» **SHORT EXERCISE**:
Go through the data and copy every line exactly, but not the images.

» **GIVEN ENTRIES**:

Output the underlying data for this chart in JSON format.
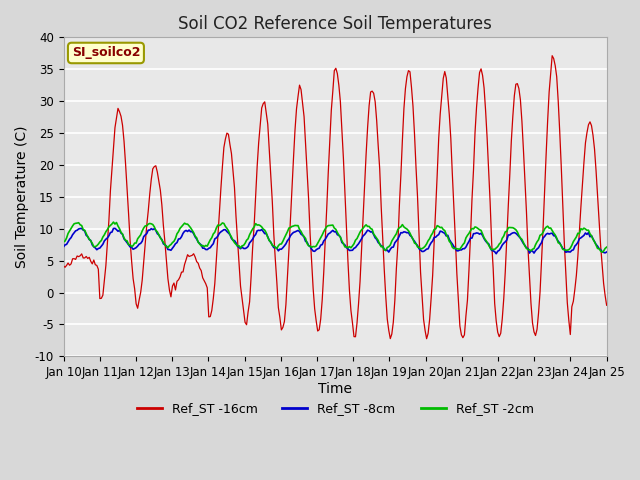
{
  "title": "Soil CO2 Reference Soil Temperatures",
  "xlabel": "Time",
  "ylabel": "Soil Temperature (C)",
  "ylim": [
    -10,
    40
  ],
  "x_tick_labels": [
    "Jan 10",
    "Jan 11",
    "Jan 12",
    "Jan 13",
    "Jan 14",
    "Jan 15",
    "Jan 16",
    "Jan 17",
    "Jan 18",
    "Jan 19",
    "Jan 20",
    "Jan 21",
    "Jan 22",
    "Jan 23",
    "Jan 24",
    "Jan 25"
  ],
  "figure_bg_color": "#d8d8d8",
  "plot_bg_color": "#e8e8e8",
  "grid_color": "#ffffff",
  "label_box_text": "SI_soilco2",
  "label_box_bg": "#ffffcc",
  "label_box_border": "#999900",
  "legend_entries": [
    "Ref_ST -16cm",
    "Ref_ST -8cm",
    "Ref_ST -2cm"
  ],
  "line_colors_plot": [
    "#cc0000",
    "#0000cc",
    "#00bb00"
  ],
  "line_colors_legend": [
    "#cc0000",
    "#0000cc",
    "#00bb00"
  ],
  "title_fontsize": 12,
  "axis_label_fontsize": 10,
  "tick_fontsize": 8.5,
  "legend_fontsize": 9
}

» **RESULT OF THE TASK**:
Output the underlying data for this chart in JSON format.
{
  "title": "Soil CO2 Reference Soil Temperatures",
  "xlabel": "Time",
  "ylabel": "Soil Temperature (C)",
  "ylim": [
    -10,
    40
  ],
  "x_tick_labels": [
    "Jan 10",
    "Jan 11",
    "Jan 12",
    "Jan 13",
    "Jan 14",
    "Jan 15",
    "Jan 16",
    "Jan 17",
    "Jan 18",
    "Jan 19",
    "Jan 20",
    "Jan 21",
    "Jan 22",
    "Jan 23",
    "Jan 24",
    "Jan 25"
  ],
  "figure_bg_color": "#d8d8d8",
  "plot_bg_color": "#e8e8e8",
  "grid_color": "#ffffff",
  "label_box_text": "SI_soilco2",
  "label_box_bg": "#ffffcc",
  "label_box_border": "#999900",
  "legend_entries": [
    "Ref_ST -16cm",
    "Ref_ST -8cm",
    "Ref_ST -2cm"
  ],
  "line_colors_plot": [
    "#cc0000",
    "#0000cc",
    "#00bb00"
  ],
  "line_colors_legend": [
    "#cc0000",
    "#0000cc",
    "#00bb00"
  ],
  "title_fontsize": 12,
  "axis_label_fontsize": 10,
  "tick_fontsize": 8.5,
  "legend_fontsize": 9
}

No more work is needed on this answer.